Saved data entries:
········

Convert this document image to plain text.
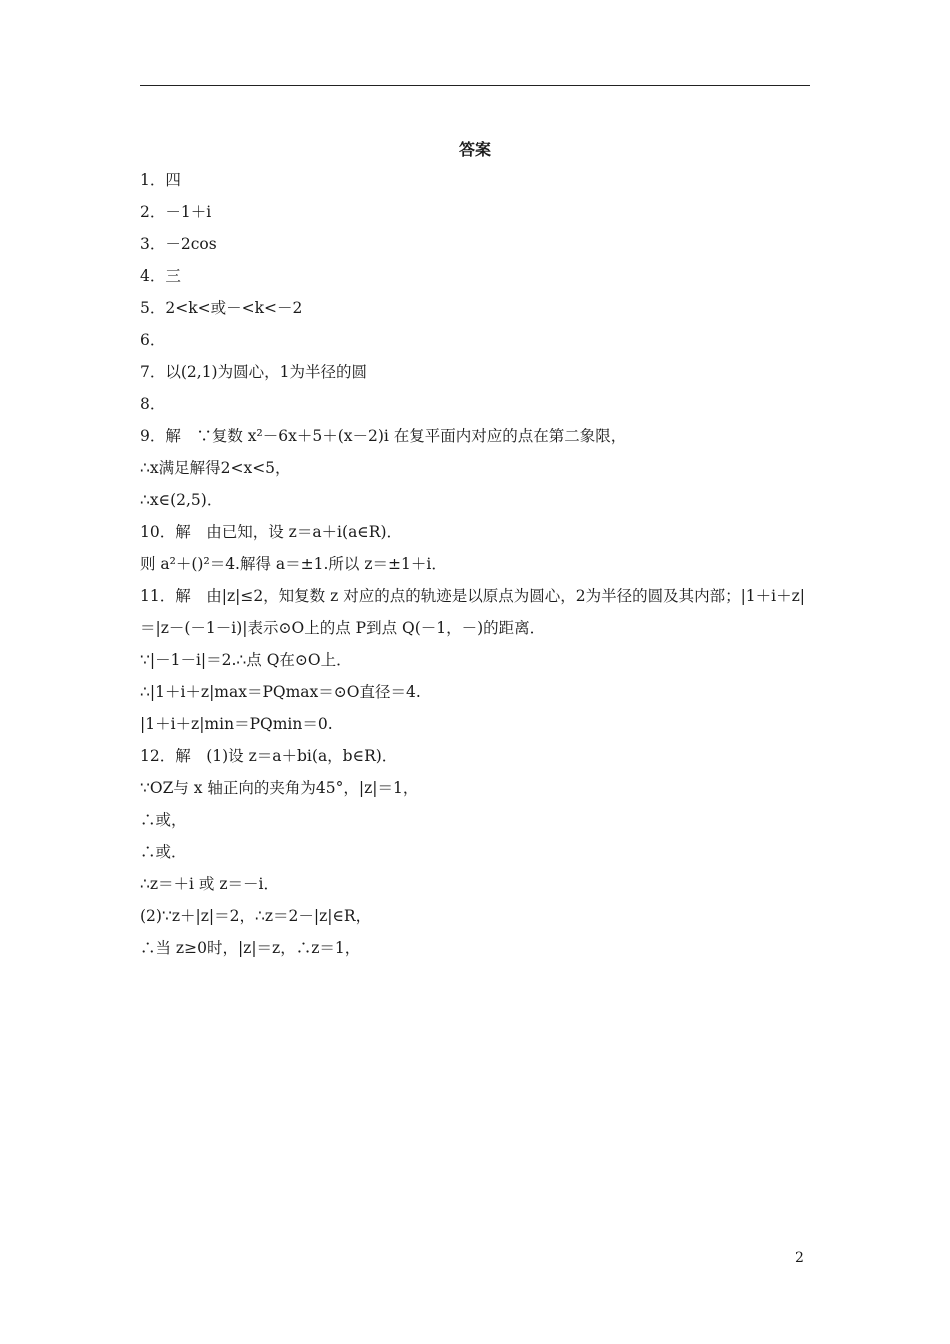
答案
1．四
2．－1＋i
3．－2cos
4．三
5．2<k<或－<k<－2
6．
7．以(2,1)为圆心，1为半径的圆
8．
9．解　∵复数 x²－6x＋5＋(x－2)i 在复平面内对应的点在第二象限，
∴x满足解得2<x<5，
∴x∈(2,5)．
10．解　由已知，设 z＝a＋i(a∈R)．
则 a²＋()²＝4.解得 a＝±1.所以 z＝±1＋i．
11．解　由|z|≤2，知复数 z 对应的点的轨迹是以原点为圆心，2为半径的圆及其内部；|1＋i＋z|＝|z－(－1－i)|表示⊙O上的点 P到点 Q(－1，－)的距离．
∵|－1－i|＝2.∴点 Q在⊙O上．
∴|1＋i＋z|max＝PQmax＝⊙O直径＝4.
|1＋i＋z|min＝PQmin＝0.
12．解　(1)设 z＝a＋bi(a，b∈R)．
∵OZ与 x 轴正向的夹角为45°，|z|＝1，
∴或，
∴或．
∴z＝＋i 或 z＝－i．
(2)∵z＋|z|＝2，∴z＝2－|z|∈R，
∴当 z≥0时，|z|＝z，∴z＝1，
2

········

• Work to be completed
Copy each line exactly, and leave the pictures out of your copy.

• Task output
Convert this document image to plain text.
答案
1．四
2．－1＋i
3．－2cos
4．三
5．2<k<或－<k<－2
6．
7．以(2,1)为圆心，1为半径的圆
8．
9．解　∵复数 x²－6x＋5＋(x－2)i 在复平面内对应的点在第二象限，
∴x满足解得2<x<5，
∴x∈(2,5)．
10．解　由已知，设 z＝a＋i(a∈R)．
则 a²＋()²＝4.解得 a＝±1.所以 z＝±1＋i．
11．解　由|z|≤2，知复数 z 对应的点的轨迹是以原点为圆心，2为半径的圆及其内部；|1＋i＋z|＝|z－(－1－i)|表示⊙O上的点 P到点 Q(－1，－)的距离．
∵|－1－i|＝2.∴点 Q在⊙O上．
∴|1＋i＋z|max＝PQmax＝⊙O直径＝4.
|1＋i＋z|min＝PQmin＝0.
12．解　(1)设 z＝a＋bi(a，b∈R)．
∵OZ与 x 轴正向的夹角为45°，|z|＝1，
∴或，
∴或．
∴z＝＋i 或 z＝－i．
(2)∵z＋|z|＝2，∴z＝2－|z|∈R，
∴当 z≥0时，|z|＝z，∴z＝1，
2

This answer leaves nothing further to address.